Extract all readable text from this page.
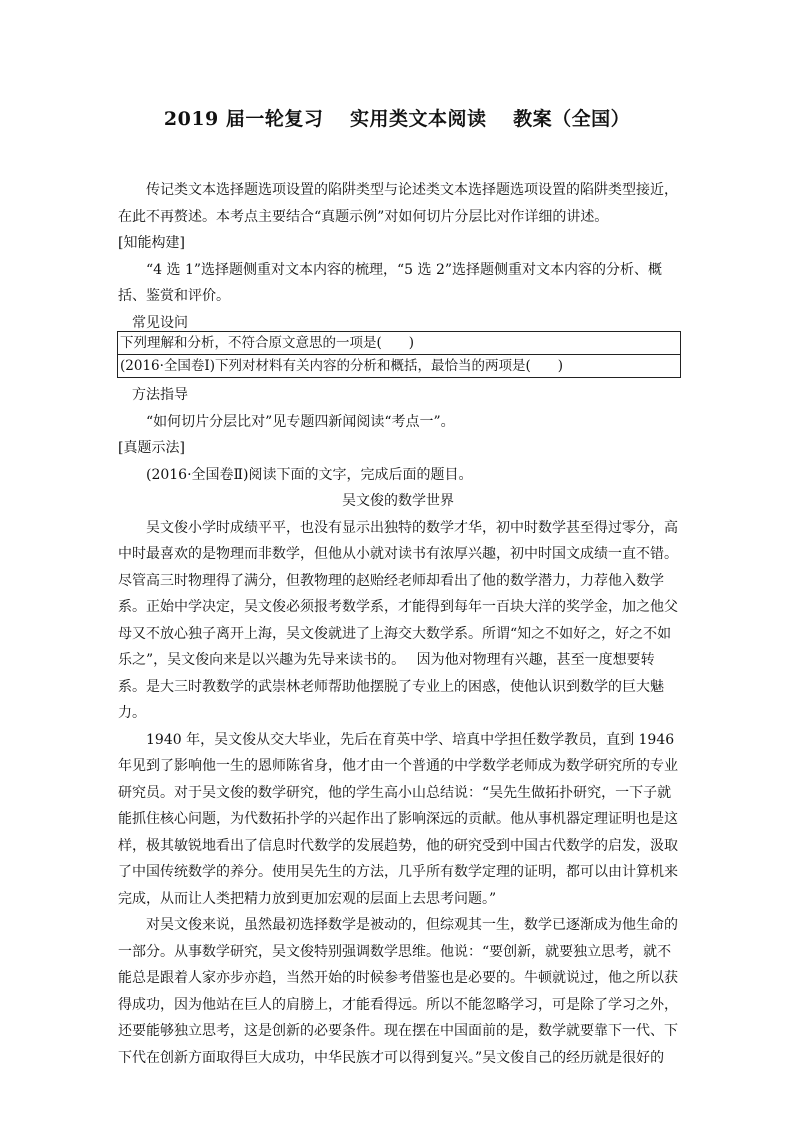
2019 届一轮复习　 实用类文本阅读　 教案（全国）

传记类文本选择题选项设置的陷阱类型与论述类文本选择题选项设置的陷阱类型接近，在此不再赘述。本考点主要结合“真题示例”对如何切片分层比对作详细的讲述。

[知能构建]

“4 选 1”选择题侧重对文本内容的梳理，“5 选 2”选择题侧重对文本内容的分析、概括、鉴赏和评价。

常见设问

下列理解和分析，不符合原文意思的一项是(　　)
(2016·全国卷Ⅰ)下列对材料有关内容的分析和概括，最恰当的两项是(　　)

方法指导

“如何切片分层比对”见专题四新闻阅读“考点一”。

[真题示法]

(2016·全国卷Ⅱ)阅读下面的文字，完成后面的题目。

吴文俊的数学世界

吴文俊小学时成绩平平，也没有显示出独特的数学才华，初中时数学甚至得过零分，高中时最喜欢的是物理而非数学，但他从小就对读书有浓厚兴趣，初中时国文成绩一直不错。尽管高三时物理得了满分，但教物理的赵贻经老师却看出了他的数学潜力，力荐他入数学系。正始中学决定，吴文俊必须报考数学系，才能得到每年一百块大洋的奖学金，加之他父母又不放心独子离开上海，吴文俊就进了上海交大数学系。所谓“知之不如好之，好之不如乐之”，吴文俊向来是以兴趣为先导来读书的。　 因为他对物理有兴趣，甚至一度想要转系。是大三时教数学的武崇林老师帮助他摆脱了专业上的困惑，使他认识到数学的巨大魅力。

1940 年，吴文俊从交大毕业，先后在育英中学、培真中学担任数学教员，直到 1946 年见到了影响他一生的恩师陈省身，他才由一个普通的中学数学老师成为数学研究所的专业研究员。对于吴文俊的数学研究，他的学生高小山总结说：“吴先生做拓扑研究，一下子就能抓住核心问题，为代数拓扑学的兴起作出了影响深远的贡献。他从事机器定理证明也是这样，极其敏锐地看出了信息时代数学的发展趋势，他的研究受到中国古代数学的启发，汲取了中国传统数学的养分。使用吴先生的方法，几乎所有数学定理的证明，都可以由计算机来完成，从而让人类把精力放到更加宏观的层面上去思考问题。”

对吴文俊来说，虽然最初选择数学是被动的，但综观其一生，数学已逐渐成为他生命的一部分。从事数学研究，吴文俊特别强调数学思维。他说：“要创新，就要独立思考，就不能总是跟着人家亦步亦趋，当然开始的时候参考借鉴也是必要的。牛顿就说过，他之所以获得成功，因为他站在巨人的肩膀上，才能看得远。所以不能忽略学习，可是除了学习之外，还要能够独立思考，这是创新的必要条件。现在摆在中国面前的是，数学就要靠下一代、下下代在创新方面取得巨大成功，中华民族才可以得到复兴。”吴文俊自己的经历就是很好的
########
● Challenge:
Using the records above, output their complete text exactly, minus any images.

● Answer for this exercise:
Extract all readable text from this page.
2019 届一轮复习　 实用类文本阅读　 教案（全国）

传记类文本选择题选项设置的陷阱类型与论述类文本选择题选项设置的陷阱类型接近，在此不再赘述。本考点主要结合“真题示例”对如何切片分层比对作详细的讲述。

[知能构建]

“4 选 1”选择题侧重对文本内容的梳理，“5 选 2”选择题侧重对文本内容的分析、概括、鉴赏和评价。

常见设问

下列理解和分析，不符合原文意思的一项是(　　)
(2016·全国卷Ⅰ)下列对材料有关内容的分析和概括，最恰当的两项是(　　)

方法指导

“如何切片分层比对”见专题四新闻阅读“考点一”。

[真题示法]

(2016·全国卷Ⅱ)阅读下面的文字，完成后面的题目。

吴文俊的数学世界

吴文俊小学时成绩平平，也没有显示出独特的数学才华，初中时数学甚至得过零分，高中时最喜欢的是物理而非数学，但他从小就对读书有浓厚兴趣，初中时国文成绩一直不错。尽管高三时物理得了满分，但教物理的赵贻经老师却看出了他的数学潜力，力荐他入数学系。正始中学决定，吴文俊必须报考数学系，才能得到每年一百块大洋的奖学金，加之他父母又不放心独子离开上海，吴文俊就进了上海交大数学系。所谓“知之不如好之，好之不如乐之”，吴文俊向来是以兴趣为先导来读书的。　 因为他对物理有兴趣，甚至一度想要转系。是大三时教数学的武崇林老师帮助他摆脱了专业上的困惑，使他认识到数学的巨大魅力。

1940 年，吴文俊从交大毕业，先后在育英中学、培真中学担任数学教员，直到 1946 年见到了影响他一生的恩师陈省身，他才由一个普通的中学数学老师成为数学研究所的专业研究员。对于吴文俊的数学研究，他的学生高小山总结说：“吴先生做拓扑研究，一下子就能抓住核心问题，为代数拓扑学的兴起作出了影响深远的贡献。他从事机器定理证明也是这样，极其敏锐地看出了信息时代数学的发展趋势，他的研究受到中国古代数学的启发，汲取了中国传统数学的养分。使用吴先生的方法，几乎所有数学定理的证明，都可以由计算机来完成，从而让人类把精力放到更加宏观的层面上去思考问题。”

对吴文俊来说，虽然最初选择数学是被动的，但综观其一生，数学已逐渐成为他生命的一部分。从事数学研究，吴文俊特别强调数学思维。他说：“要创新，就要独立思考，就不能总是跟着人家亦步亦趋，当然开始的时候参考借鉴也是必要的。牛顿就说过，他之所以获得成功，因为他站在巨人的肩膀上，才能看得远。所以不能忽略学习，可是除了学习之外，还要能够独立思考，这是创新的必要条件。现在摆在中国面前的是，数学就要靠下一代、下下代在创新方面取得巨大成功，中华民族才可以得到复兴。”吴文俊自己的经历就是很好的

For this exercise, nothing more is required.